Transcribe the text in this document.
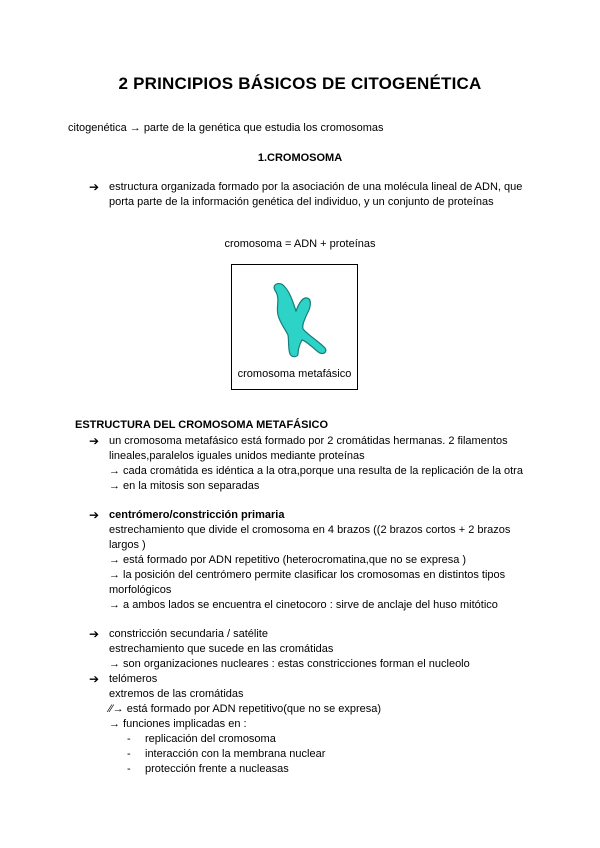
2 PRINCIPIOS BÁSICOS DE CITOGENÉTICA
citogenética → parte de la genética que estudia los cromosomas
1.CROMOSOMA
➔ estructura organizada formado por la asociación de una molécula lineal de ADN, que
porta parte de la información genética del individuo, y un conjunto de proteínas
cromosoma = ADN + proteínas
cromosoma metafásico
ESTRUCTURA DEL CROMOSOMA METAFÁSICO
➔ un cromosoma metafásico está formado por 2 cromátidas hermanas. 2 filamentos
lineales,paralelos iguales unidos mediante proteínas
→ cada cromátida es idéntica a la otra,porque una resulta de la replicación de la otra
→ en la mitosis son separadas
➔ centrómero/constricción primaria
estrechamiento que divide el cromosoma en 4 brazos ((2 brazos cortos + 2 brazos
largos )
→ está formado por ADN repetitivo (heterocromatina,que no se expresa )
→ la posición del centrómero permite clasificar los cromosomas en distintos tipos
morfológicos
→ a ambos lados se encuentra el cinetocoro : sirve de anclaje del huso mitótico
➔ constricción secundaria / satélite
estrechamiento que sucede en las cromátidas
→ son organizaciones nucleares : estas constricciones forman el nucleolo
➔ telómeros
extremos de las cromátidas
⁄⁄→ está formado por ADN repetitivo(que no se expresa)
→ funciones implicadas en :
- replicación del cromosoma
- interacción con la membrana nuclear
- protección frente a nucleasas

* _AIM OF THE TASK_: Quote the preceding listing precisely and completely, omitting its images.

* _RESULT FOR THIS TASK_:
Transcribe the text in this document.
2 PRINCIPIOS BÁSICOS DE CITOGENÉTICA
citogenética → parte de la genética que estudia los cromosomas
1.CROMOSOMA
➔ estructura organizada formado por la asociación de una molécula lineal de ADN, que
porta parte de la información genética del individuo, y un conjunto de proteínas
cromosoma = ADN + proteínas
cromosoma metafásico
ESTRUCTURA DEL CROMOSOMA METAFÁSICO
➔ un cromosoma metafásico está formado por 2 cromátidas hermanas. 2 filamentos
lineales,paralelos iguales unidos mediante proteínas
→ cada cromátida es idéntica a la otra,porque una resulta de la replicación de la otra
→ en la mitosis son separadas
➔ centrómero/constricción primaria
estrechamiento que divide el cromosoma en 4 brazos ((2 brazos cortos + 2 brazos
largos )
→ está formado por ADN repetitivo (heterocromatina,que no se expresa )
→ la posición del centrómero permite clasificar los cromosomas en distintos tipos
morfológicos
→ a ambos lados se encuentra el cinetocoro : sirve de anclaje del huso mitótico
➔ constricción secundaria / satélite
estrechamiento que sucede en las cromátidas
→ son organizaciones nucleares : estas constricciones forman el nucleolo
➔ telómeros
extremos de las cromátidas
⁄⁄→ está formado por ADN repetitivo(que no se expresa)
→ funciones implicadas en :
- replicación del cromosoma
- interacción con la membrana nuclear
- protección frente a nucleasas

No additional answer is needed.